Records that describe figures
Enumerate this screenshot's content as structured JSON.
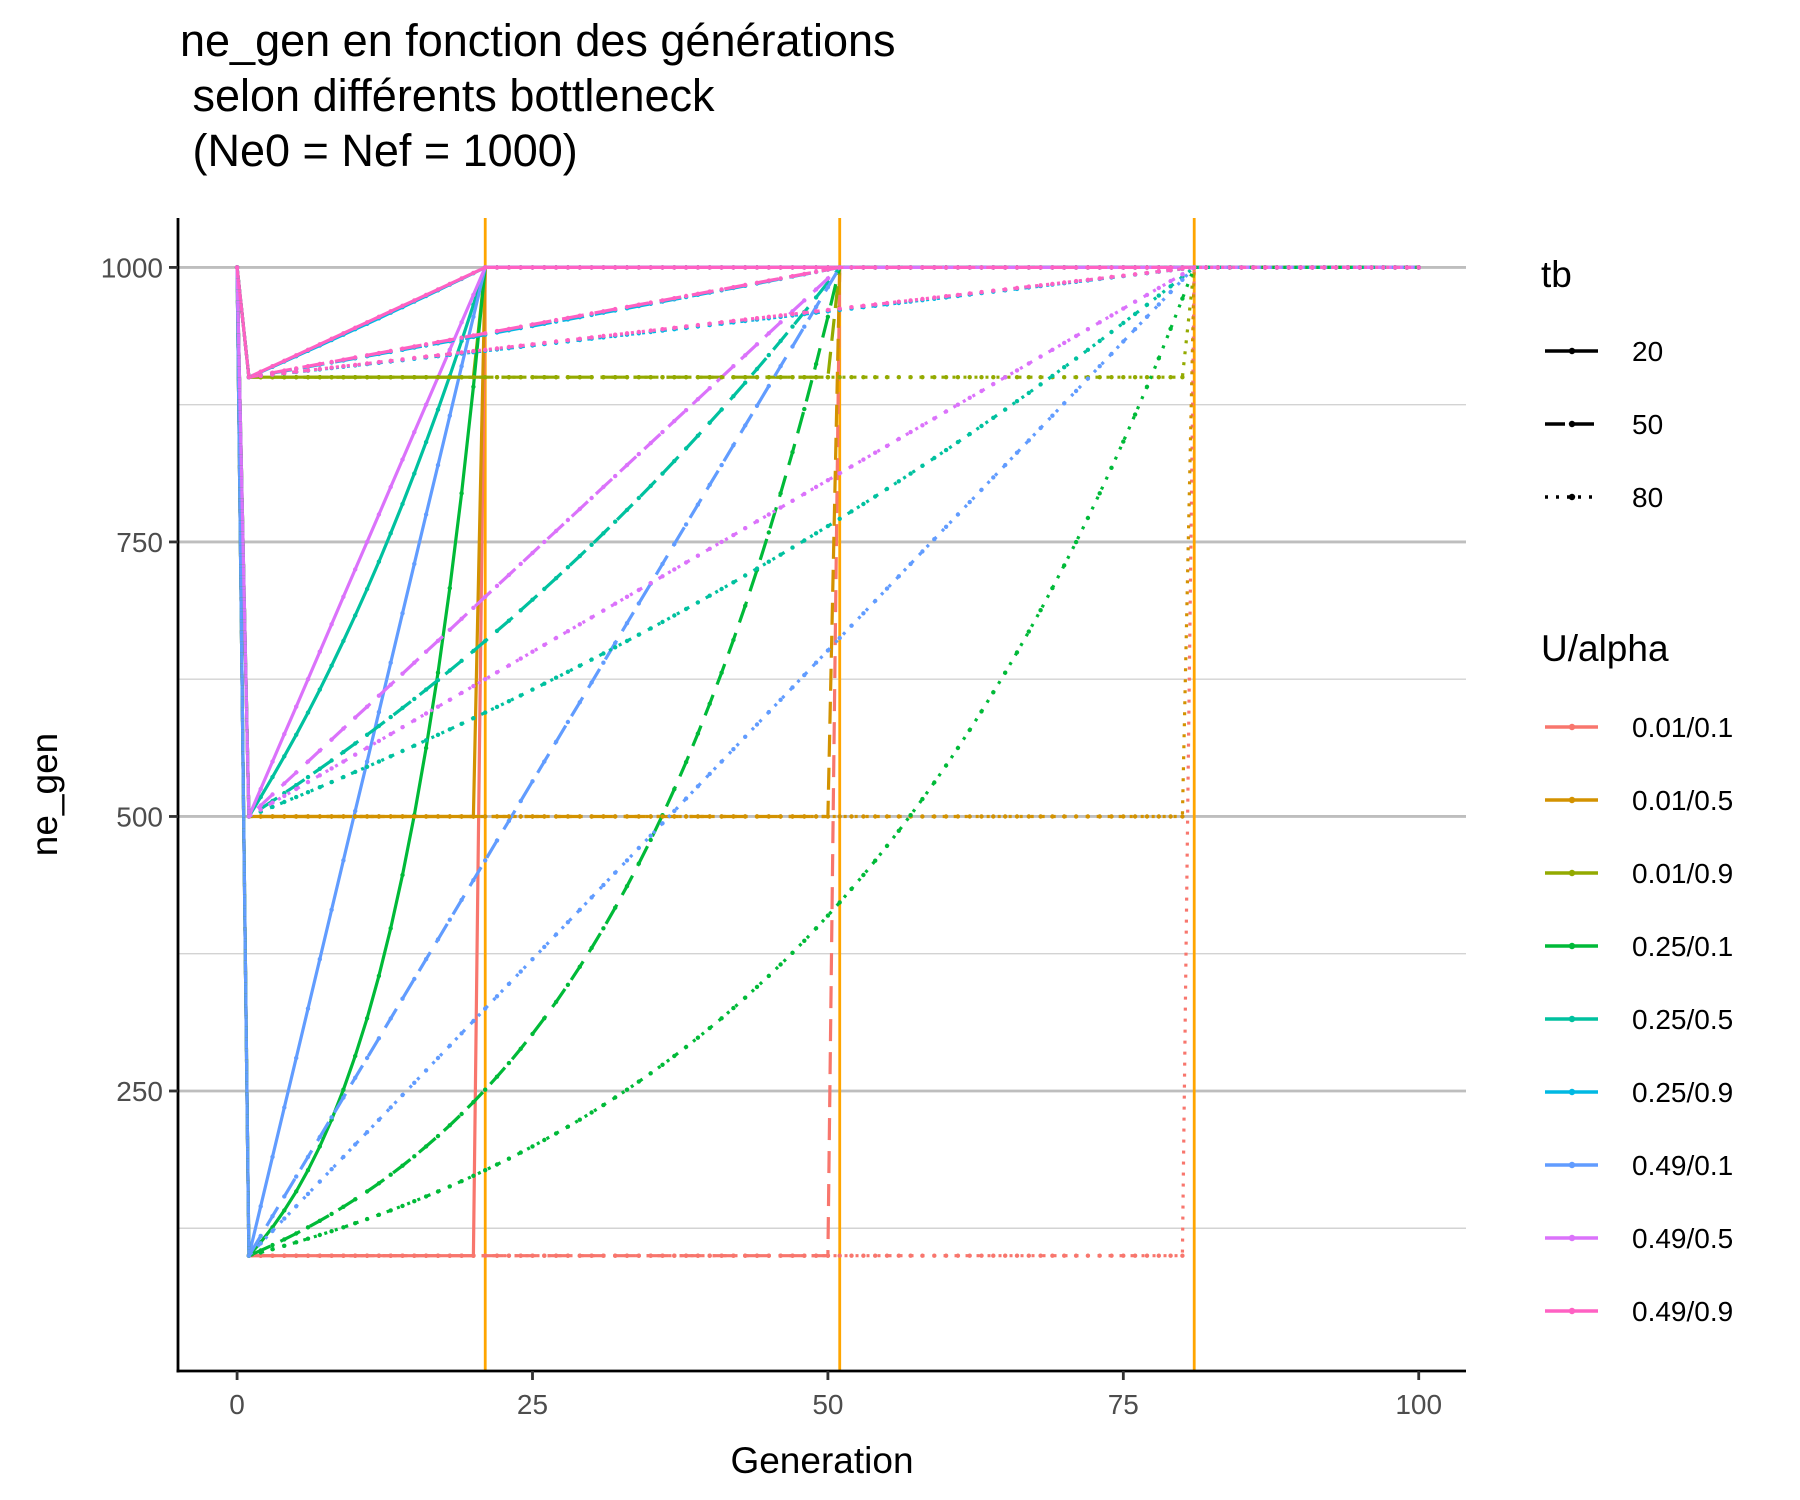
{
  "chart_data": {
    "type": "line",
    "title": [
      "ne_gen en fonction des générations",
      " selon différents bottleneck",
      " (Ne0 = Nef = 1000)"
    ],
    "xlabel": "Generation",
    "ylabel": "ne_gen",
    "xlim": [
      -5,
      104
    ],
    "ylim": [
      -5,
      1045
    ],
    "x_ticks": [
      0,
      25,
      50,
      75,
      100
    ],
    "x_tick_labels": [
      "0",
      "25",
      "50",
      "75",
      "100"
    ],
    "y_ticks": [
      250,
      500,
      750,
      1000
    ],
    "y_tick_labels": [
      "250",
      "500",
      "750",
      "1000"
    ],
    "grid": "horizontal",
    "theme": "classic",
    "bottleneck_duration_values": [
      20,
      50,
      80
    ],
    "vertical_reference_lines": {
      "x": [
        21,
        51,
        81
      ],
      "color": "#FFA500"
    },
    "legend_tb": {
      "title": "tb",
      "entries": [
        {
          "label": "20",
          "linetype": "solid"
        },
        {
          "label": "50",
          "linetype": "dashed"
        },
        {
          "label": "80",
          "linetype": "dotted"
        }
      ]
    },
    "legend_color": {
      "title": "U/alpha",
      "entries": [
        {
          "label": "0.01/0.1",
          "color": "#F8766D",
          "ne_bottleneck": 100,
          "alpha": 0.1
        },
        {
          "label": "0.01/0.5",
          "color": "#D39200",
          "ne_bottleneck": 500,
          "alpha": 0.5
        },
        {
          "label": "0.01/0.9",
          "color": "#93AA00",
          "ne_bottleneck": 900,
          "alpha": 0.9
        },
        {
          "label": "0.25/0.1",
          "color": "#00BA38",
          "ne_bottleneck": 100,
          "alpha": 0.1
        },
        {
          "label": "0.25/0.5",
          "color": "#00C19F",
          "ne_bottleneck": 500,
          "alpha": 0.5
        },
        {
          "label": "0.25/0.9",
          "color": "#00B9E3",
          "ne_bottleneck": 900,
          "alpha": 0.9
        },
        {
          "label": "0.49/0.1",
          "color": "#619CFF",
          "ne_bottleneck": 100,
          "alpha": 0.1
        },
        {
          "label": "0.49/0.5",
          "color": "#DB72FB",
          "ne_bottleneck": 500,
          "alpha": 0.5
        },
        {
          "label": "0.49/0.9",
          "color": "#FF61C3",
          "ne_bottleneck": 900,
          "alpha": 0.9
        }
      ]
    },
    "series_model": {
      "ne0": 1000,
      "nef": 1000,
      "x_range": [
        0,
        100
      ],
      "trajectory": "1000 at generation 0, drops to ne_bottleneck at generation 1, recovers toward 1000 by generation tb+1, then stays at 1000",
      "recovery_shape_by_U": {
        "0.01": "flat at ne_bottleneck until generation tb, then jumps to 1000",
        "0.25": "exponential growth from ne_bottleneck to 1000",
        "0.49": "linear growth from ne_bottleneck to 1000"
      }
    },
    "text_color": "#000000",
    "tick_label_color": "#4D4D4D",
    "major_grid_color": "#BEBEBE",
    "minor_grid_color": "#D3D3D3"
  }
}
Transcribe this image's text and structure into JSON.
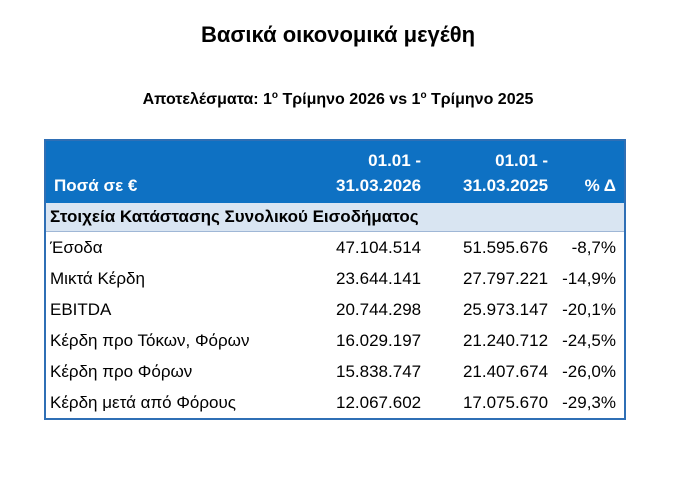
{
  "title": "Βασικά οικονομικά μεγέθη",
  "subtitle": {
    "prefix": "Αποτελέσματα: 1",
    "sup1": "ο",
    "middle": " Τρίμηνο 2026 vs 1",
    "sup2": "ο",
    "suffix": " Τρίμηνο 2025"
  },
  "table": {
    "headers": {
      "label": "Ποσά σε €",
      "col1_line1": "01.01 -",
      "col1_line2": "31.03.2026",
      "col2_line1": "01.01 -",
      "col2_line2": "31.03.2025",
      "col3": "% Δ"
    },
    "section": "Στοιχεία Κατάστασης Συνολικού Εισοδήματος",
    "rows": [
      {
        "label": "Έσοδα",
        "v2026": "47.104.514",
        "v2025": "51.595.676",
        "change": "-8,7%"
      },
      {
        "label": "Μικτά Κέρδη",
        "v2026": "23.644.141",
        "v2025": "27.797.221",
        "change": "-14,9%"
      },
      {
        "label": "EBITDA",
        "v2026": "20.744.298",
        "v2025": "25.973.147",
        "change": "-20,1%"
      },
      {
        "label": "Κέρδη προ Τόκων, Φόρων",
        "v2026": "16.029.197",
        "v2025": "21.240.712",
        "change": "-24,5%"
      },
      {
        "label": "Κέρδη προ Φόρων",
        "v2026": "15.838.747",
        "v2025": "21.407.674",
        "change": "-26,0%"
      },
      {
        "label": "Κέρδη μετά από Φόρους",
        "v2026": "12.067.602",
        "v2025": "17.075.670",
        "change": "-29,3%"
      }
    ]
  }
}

▸ **Work to complete**: Where a line in the entries holds the word "then", copy that line.

▸ **Final result**:
      "trajectory": "1000 at generation 0, drops to ne_bottleneck at generation 1, recovers toward 1000 by generation tb+1, then stays at 1000",
        "0.01": "flat at ne_bottleneck until generation tb, then jumps to 1000",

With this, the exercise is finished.